#### Exercise task
In the data below, locate each line with the word "Dette" and list it.

#### Input material
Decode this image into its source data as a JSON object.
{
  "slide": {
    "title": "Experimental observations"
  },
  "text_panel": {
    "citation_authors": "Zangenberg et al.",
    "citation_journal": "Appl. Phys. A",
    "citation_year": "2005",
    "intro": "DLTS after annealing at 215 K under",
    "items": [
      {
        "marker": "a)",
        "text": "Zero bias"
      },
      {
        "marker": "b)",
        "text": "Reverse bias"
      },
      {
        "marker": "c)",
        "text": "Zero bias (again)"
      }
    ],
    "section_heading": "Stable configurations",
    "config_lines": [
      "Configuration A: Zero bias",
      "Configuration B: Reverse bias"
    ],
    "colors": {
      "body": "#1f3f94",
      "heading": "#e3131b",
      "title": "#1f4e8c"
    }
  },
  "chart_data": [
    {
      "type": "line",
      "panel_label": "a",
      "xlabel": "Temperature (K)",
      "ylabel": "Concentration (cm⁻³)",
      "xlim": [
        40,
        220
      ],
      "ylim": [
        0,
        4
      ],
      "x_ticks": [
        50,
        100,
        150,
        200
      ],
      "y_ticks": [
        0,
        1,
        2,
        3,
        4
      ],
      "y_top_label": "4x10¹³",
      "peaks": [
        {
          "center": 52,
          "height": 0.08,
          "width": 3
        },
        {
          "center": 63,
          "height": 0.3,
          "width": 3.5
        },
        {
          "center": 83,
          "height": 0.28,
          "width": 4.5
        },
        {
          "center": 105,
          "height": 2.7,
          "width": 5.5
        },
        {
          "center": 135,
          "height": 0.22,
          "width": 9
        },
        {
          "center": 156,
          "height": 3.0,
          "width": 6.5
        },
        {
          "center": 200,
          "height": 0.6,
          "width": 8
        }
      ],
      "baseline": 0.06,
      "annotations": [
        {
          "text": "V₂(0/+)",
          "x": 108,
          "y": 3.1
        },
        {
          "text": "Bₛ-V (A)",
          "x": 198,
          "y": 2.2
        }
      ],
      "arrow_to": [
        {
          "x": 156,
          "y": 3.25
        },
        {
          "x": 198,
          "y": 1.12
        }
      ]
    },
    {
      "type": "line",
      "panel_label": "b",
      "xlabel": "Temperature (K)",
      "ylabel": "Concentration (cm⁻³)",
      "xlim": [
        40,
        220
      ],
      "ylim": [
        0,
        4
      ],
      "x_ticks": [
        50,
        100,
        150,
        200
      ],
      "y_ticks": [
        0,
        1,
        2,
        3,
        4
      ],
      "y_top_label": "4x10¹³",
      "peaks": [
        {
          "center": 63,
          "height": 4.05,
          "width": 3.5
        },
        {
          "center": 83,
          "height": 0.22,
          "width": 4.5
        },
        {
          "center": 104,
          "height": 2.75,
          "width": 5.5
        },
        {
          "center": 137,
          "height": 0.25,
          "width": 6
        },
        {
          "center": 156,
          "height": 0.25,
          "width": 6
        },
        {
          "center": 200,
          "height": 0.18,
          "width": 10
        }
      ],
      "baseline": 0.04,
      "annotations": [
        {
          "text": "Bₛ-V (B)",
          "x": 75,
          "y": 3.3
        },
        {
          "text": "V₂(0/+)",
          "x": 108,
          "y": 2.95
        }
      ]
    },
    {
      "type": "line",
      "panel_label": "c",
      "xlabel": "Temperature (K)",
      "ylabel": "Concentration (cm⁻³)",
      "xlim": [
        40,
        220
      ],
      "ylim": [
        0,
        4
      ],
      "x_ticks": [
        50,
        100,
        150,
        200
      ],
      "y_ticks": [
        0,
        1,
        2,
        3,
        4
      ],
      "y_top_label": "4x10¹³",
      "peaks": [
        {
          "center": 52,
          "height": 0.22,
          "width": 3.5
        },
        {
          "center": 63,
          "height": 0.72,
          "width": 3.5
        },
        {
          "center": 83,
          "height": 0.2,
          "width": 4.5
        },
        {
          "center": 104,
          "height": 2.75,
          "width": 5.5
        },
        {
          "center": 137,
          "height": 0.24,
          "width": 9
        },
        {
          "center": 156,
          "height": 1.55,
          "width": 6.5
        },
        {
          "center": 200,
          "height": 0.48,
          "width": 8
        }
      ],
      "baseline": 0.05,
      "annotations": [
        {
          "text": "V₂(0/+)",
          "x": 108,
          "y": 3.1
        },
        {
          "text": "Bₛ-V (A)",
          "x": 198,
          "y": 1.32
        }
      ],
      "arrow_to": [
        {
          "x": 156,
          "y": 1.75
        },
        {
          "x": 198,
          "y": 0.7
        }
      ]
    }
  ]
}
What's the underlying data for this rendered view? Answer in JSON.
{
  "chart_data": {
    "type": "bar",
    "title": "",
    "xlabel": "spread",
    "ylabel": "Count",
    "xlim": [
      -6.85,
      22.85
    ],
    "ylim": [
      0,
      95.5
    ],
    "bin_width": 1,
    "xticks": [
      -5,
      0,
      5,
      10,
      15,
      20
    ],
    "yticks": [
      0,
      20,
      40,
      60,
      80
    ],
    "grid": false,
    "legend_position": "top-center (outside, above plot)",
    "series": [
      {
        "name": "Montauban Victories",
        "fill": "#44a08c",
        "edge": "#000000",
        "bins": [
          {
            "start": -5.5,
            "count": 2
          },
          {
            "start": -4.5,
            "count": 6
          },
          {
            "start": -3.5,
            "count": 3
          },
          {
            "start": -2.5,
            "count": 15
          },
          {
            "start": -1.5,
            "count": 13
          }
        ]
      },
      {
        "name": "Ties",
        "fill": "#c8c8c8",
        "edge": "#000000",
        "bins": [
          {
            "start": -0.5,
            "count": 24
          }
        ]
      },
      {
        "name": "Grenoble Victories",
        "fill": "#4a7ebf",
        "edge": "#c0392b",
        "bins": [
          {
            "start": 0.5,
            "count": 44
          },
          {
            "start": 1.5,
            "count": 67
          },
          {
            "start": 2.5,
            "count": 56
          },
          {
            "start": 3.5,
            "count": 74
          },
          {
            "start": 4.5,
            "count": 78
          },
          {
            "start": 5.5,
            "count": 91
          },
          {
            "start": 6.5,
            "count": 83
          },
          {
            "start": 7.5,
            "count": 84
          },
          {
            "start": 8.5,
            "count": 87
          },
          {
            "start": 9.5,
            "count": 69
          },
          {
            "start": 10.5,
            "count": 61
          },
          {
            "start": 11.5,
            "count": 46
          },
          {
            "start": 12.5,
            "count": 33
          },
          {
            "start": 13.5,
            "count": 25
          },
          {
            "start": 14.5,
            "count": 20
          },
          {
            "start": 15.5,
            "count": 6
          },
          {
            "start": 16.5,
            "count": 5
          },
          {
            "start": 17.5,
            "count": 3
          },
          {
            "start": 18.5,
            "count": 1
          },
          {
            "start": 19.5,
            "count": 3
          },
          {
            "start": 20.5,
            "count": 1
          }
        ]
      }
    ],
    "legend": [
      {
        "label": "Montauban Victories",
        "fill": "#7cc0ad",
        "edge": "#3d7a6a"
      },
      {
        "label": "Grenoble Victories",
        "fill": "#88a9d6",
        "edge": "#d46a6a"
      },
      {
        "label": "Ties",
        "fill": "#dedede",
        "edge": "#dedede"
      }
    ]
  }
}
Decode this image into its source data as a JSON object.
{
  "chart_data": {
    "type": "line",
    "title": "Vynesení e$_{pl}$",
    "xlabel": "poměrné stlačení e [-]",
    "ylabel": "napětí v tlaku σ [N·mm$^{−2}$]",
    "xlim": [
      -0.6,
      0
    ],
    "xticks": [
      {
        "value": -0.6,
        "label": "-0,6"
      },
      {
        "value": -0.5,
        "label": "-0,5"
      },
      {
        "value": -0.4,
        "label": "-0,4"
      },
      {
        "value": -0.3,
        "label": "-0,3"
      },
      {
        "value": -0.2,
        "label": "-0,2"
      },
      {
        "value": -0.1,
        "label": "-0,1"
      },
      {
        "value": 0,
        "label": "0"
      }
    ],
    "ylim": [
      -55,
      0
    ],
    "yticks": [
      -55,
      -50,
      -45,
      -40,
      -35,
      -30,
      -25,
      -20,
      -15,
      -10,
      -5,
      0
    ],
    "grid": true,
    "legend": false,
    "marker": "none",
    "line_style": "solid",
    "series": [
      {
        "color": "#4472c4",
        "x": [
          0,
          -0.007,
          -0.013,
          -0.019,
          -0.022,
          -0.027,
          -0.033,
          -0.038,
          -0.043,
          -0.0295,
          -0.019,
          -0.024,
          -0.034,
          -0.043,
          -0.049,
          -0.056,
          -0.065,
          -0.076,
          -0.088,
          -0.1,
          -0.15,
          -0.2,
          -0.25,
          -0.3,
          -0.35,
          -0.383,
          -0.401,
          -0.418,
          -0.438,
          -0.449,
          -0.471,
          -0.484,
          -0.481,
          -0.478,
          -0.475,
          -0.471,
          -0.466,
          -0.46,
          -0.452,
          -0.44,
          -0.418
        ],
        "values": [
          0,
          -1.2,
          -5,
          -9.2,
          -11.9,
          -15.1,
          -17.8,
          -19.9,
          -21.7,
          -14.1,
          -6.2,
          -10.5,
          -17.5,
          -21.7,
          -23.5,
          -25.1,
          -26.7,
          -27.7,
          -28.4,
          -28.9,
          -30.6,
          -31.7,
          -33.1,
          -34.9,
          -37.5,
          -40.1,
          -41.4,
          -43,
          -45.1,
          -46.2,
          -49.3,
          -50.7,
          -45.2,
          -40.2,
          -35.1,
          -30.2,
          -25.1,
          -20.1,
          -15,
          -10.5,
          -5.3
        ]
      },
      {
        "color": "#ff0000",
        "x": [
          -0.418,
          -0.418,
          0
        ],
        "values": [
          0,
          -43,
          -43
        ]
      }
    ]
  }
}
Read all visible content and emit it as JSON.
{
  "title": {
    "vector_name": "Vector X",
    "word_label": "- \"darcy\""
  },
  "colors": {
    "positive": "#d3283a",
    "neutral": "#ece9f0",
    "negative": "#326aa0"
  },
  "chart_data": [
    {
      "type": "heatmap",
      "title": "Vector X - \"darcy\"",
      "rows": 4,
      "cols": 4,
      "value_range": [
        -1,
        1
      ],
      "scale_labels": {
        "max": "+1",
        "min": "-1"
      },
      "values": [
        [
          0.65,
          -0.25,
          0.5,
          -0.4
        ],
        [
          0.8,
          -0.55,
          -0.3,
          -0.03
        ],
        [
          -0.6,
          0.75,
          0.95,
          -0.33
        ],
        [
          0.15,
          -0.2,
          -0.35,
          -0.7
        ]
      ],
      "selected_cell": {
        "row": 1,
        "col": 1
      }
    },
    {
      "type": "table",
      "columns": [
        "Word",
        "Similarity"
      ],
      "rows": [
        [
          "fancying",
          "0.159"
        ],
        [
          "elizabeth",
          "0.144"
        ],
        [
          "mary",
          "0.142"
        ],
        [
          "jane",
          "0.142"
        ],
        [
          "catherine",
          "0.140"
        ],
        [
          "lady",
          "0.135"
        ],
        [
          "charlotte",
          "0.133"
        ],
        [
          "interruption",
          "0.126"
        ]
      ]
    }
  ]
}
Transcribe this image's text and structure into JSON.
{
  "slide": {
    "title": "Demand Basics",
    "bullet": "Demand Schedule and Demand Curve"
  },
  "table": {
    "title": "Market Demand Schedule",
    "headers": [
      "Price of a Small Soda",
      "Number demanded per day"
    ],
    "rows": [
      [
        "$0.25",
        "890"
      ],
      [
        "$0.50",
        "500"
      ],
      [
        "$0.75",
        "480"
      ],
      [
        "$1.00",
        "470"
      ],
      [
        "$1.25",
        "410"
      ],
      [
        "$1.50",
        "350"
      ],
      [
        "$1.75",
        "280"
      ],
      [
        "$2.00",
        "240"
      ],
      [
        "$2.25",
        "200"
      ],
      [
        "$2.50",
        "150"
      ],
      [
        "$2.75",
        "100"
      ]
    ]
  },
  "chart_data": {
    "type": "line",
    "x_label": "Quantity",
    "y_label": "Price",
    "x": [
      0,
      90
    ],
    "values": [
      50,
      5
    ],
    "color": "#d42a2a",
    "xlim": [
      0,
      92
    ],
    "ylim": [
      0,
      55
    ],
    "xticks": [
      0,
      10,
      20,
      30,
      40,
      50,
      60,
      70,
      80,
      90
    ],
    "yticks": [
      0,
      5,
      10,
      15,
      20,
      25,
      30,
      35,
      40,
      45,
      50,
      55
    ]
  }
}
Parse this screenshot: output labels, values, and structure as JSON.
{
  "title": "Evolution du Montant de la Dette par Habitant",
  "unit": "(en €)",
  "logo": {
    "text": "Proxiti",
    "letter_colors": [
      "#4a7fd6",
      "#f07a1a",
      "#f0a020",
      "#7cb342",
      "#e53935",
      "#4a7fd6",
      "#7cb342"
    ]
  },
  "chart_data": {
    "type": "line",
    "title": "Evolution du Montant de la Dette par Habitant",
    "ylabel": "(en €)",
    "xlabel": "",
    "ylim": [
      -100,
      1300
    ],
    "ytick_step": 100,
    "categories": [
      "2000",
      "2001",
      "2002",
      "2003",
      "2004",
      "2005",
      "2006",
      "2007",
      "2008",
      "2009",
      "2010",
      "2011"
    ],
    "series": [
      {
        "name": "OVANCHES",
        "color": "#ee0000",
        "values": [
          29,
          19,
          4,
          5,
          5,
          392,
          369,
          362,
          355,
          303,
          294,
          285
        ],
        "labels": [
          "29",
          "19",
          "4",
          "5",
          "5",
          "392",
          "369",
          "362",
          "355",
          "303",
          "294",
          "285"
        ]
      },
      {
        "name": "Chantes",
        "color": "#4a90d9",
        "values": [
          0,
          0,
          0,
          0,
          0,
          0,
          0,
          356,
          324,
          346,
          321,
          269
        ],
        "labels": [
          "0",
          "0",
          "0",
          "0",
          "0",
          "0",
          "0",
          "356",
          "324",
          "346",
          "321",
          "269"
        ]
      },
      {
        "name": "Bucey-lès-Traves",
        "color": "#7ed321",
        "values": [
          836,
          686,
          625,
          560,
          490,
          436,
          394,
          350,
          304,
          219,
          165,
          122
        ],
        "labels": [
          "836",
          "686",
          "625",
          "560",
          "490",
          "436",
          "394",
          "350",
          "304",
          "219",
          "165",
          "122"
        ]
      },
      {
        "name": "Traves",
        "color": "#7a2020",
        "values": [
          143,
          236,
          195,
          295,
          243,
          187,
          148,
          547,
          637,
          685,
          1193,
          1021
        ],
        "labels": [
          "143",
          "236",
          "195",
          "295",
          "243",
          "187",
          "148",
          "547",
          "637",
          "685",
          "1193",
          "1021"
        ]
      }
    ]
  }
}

#### Reply to the task
  "title": "Evolution du Montant de la Dette par Habitant",
    "title": "Evolution du Montant de la Dette par Habitant",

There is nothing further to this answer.